** Task details **
Say how many lines include the word "mængder", using only a number.

** Record extracts **
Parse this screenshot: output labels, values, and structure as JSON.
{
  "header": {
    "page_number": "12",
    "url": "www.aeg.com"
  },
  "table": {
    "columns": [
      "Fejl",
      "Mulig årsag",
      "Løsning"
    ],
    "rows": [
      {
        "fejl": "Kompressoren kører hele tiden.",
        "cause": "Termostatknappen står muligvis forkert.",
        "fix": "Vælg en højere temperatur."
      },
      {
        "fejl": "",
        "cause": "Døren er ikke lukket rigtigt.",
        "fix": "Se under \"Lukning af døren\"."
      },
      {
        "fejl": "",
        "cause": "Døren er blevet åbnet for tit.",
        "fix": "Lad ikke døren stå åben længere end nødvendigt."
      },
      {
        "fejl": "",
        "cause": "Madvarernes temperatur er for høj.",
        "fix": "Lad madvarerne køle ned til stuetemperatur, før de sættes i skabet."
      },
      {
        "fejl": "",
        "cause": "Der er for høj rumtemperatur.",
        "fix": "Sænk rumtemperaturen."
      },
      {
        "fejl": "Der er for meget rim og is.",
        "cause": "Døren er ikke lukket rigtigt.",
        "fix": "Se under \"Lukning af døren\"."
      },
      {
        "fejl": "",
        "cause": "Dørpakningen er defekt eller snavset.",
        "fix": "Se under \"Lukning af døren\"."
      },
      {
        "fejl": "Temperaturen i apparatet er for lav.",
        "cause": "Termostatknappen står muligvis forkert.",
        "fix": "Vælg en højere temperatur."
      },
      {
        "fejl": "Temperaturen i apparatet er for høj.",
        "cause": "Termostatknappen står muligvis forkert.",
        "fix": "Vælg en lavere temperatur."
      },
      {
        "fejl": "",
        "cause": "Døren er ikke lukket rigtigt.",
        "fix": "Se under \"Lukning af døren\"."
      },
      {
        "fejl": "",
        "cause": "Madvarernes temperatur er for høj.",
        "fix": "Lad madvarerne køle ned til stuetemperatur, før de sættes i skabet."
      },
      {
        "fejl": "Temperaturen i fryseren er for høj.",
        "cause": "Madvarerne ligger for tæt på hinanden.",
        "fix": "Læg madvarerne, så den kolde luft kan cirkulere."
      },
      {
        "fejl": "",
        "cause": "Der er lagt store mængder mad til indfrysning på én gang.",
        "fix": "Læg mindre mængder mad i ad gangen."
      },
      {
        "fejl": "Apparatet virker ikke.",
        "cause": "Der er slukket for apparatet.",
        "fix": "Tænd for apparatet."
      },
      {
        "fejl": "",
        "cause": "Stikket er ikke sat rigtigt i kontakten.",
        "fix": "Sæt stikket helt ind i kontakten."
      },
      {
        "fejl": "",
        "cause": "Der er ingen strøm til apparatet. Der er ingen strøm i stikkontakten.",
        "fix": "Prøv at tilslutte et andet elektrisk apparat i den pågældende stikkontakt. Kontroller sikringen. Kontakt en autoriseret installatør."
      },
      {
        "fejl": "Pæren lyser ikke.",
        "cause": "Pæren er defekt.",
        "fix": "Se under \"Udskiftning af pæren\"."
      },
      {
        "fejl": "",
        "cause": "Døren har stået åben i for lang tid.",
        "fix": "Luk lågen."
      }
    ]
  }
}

** Solution to this problem **
2